### Text shown
I found out that I’d been served an eviction notice one Friday evening last September. It was still bright and I was walking in the park. I felt like I’d been sucker punched. I sat down on the first bench I came to. The bench I landed on was one that I often see the same homeless man on. For as long as I’ve been going to that park he’s been there with the same blue sleeping bag.
I sat on the bench that Friday and looked at the document on my phone screen – the end date seemed kind of far away. I tried to formulate a way to cope. I decided that I had to get on with things in the short term – as if I could compartmentalise it until the new year.
The reason I had to instantly compartmentalise it was because I knew that it would be next to impossible to replace the flat I have. A flat I’ve lived in for more than three years. A flat that’s a home in an area I’m embedded in. A home that’s not my forever home but one that I’ve been grateful for every single day since I moved in.
When the eviction ban came in it sounded like a blanket action. How it affected individuals though depended on their termination date and the length of their tenancy. In my case, my termination date moved from March 31st to May 1st – 31 additional days.
There were repeated reassurances that there was no “cliff edge” to the eviction ban, and that many renters are protected until June. The only renters protected until June are those who’s tenancy was less than one year. Any renter covered by the ban who had a tenancy of longer than one year has a new eviction date of May 1st at the latest (the exact dates are between April 1st and May 1st).
The eviction ban wasn’t really about banning evictions though. It was an acknowledgement of the wider context – a complete housing emergency.

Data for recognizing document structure
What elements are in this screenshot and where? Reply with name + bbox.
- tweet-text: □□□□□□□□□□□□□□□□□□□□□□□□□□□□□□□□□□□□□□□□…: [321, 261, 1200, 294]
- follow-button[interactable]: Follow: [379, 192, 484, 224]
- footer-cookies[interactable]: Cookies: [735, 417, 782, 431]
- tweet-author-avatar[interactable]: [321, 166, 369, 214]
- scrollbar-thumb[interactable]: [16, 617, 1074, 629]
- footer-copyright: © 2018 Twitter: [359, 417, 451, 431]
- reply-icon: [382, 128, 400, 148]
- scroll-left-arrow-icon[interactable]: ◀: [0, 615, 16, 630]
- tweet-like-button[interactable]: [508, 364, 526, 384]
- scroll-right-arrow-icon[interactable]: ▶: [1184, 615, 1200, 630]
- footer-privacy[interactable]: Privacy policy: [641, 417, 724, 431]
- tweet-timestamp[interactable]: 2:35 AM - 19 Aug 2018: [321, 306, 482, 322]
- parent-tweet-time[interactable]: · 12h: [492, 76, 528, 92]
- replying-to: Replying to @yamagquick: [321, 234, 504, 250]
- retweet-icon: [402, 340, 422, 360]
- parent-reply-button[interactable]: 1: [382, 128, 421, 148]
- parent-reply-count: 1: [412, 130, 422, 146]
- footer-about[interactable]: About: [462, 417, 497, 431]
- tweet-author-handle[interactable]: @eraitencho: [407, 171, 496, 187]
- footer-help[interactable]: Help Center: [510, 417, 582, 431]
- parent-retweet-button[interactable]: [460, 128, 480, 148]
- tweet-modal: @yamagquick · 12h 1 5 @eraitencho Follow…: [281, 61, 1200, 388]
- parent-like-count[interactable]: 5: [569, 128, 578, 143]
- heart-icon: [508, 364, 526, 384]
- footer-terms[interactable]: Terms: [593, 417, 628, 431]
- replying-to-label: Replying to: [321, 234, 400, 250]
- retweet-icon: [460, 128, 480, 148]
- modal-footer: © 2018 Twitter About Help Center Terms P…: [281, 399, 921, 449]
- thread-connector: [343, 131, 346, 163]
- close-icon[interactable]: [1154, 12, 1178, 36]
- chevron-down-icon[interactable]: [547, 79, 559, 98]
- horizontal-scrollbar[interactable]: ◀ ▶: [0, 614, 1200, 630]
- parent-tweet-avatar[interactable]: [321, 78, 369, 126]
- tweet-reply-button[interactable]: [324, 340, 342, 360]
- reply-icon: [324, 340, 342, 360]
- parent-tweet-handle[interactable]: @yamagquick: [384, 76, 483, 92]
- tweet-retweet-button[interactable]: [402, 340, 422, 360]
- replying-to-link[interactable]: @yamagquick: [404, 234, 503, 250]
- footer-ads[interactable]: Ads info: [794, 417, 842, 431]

### Instructions
- 1) In the essay about the eviction notice, how did the eviction ban change the writer's termination date?
- 2) Write the next part of the essay about the eviction notice, picking up where it stops.
The items play no part in this work.

### Results for each task
- 1) It moved from March 31st to May 1st, adding 31 days.

- 2)
Little of that context changed over the winter months. Instead, by the start of spring it seemed even worse. Homelessness and rent rates were at their highest level on record. The cost of living crisis was ravaging. The Government had run out of accommodation for migrants – and hotels with current accommodation contracts had notified the State that they were switching back to tourism for the summer season.
It seemed inevitable that there would be some sort of an extension to the ban. A similar eviction ban in Scotland was extended until the end of September. I started to worry though as soon as I heard the narrative portraying a ban extension as a political seesaw. Portraying it as some sort of zero sum game between renters with termination notices and landlords returning from abroad.
I had a personal stake in the outcome of the ban but I also understood the dynamics at play for landlords. The private rental market has become something very different over the past decade plus. Renting is no longer a stop gap on the way to home ownership. That’s changed the situation for landlords – they’re often now in the business of more long-term home provision.
There’s another dynamic at play too though – one I hear much less political discussion about. In my area landlords are selling but the properties aren’t being sold to residential buyers or to individual landlords. Instead they’re going into the hands of large real estate investment companies. Properties go back on the market with significantly higher rents.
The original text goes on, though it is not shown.